*Esercizio assegnato A:*
Chi ha curato la mostra su Levi e Ragghianti descritta nel testo?
*Esercizio assegnato B:*
Prosegui il testo sulla mostra dedicata a Levi e Ragghianti, riprendendo subito dopo l'ultima frase.

*Testo mostrato:*

Per celebrare i quaranta anni dall’istituzione della Fondazione Ragghianti, ad opera di Carlo Ludovico Ragghianti e Licia Collobi, si è aperta nel dicembre 2021 a cura di Paolo Bolpagni, Daniela Fonti e Antonella Lavorgna la mostra “Levi e Ragghianti. Un’amicizia fra pittura, politica e letteratura” dedicata ad un rapporto che aveva le sue radici nella condivisione del pensiero politico e della vena creativa.
Trattandosi di due personaggi, Carlo Ludovico Ragghianti e Carlo Levi, che hanno avuto molti e diversi àmbiti di azione e riflessione, la mostra e il relativo catalogo ricostruiscono, oltre agli eventi e alle circostanze della loro amicizia, i nodi identitari di questo rapporto, le questioni teoriche di carattere storico-artistico, e altri punti d’interesse comuni ai due per un’azione da esplicarsi nel quadro di una politica delle arti. La mostra e il catalogo offrono una testimonianza, attraverso opere d’arte, lettere, documenti, fotografie e filmati, del significato dell’amicizia fra Ragghianti e Levi, anche alla luce della loro formazione culturale.

L’amicizia tra i due intellettuali si fa risalire agli anni Quaranta quando entrambi vivevano in una Firenze occupata, ma dove l’attività di resistenza, a cui i due attivamente fecero parte, era fervente: in quegli anni Levi darà luce al suo celeberrimo “Cristo si è fermato a Eboli” e nel 1948 Ragghianti gli dedicherà, episodio alquanto originale per l’epoca, una monografia in cui approfondisce e scandaglia la sua attività pittorica.
Attività pittorica che non cessa mai di essere presente nella vita di Carlo Levi, neppure negli anni più cupi della guerra e del suo confino in Francia e in Basilicata.
La mostra alla Fondazione Ragghianti ci regala una fervida testimonianza della sua instancabile produzione, dagli anni della formazione, che risalgono alla metà degli anni Venti, sino agli anni Settanta.
Nella prima fase pittorica di Levi, gli anni Venti, nonostante il contesto storico e politico sia tutt’altro che calmo, non si percepisce la drammaticità e la paura di un’Europa devastata.

*Estratti dell'elenco:*
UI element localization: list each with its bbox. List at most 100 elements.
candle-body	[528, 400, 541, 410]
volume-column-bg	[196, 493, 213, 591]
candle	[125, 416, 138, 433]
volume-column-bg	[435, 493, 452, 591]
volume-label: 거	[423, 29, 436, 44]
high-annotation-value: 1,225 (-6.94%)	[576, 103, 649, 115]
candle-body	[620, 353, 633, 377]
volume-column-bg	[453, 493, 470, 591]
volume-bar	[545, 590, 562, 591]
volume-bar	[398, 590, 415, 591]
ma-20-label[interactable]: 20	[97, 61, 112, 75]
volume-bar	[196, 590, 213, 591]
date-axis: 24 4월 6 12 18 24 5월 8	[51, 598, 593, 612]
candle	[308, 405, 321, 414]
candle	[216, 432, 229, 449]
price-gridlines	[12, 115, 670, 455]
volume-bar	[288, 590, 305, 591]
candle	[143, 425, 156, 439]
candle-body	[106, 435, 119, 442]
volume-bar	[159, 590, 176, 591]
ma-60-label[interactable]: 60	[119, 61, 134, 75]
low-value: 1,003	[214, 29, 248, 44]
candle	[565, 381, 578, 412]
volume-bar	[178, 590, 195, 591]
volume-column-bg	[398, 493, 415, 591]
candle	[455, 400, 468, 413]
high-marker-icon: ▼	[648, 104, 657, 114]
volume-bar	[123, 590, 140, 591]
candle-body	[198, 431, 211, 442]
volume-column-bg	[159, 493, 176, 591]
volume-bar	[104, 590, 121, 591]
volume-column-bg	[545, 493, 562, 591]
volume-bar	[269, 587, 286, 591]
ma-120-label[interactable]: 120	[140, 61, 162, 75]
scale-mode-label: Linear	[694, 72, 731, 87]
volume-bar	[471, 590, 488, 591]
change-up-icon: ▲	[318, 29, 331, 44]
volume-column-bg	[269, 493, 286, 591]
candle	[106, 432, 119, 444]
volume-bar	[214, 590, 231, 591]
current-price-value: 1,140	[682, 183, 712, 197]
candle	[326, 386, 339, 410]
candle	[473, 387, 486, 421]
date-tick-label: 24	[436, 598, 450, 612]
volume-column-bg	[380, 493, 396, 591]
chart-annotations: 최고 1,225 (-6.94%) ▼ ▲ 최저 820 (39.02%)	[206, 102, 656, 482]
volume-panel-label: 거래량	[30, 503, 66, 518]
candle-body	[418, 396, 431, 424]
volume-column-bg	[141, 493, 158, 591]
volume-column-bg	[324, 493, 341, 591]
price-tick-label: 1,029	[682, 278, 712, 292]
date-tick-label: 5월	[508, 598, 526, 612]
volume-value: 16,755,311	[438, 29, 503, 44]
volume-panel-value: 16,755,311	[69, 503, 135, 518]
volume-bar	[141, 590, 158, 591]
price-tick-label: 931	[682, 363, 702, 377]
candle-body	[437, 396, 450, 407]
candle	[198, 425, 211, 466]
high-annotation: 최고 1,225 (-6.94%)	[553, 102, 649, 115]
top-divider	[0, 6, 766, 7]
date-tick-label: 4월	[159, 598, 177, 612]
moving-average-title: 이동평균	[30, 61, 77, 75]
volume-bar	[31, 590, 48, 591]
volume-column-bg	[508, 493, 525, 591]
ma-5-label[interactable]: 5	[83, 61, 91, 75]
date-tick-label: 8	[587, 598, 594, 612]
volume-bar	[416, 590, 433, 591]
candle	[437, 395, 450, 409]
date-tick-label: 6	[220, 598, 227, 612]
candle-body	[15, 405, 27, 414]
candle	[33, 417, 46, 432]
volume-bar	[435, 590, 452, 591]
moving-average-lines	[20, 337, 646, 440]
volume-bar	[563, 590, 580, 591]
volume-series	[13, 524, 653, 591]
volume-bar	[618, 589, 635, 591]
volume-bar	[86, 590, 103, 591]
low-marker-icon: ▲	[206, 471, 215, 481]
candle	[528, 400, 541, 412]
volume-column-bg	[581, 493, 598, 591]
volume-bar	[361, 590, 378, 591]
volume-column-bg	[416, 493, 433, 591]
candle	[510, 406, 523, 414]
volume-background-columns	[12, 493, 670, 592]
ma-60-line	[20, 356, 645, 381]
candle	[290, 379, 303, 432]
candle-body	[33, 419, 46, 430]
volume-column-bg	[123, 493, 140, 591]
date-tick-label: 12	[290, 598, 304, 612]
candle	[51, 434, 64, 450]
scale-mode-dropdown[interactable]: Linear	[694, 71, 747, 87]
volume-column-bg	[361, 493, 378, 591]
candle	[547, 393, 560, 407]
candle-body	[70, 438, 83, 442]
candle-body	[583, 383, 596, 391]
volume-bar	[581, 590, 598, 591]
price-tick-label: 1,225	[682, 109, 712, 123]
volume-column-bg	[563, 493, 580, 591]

*Risposta finale A:*
Paolo Bolpagni, Daniela Fonti e Antonella Lavorgna.

*Risposta finale B:*
È presente invece una componente personale, intimista, che richiama i luoghi di piacere e di svago dell’artista e che sembra un inno alla vita: le opere sono ritratti di amici, paesaggi che si dissolvono grazie alla pennellate corpose, sinuose, che paiono danzare sulla tela e che ricordano le pennellate, per alcuni versi grossolane, a grandi campiture, dei Fauves.
Poi però la guerra, il nazi fascismo e i tempi bui fagocitano il mondo, rapendo anche ciò che ad un artista, e agli esseri umani, non andrebbe mai sottratta: la libertà, la libertà di creare e la libertà di vivere. Nonostante la cupezza del momento storico e lo sconforto dato dalla fuga in Francia negli anni Trenta, il rientro in Italia e il confino in Basilicata, Levi è un pittore instancabile ed anzi, attraverso le sue opere si concretizza sempre più la sua battaglia politica per la libertà.
Nelle tele degli anni Trenta e Quaranta si definiscono i temi cari a Levi – ritratto, autoritratto, nature morte, paesaggio e nudo – e le sue opere sono una commistione di storia contemporanea e sofferenza, di nuda crudeltà e cupezza, come nei Tre Nudi, dove non vi è la presenza quasi scenica, vitale, dalle campiture cromatiche chiare degli anni precedenti ma, al contrario, ci viene presentato senza veli un insieme di corpi, abbandonati, in una notte scura, in un tempo sospeso. I colori impiegati, le linee vibranti ci fanno riflettere sul dolore e la privazione della libertà, della spensieratezza.

E questa intensità emotiva data ai propri soggetti la si ritrova anche nelle litografie che Levi stesso ha realizzato per “Cristo si è fermato a Eboli”: le campiture delle tele in questi lavori lasciano spazio ad un disegno che sembra veloce, ma che ci restituisce in pieno la sofferenza delle persone incontrate da Levi nel Sud Italia, un mondo lontanissimo seppur a pochi passi da Roma, dalla Capitale.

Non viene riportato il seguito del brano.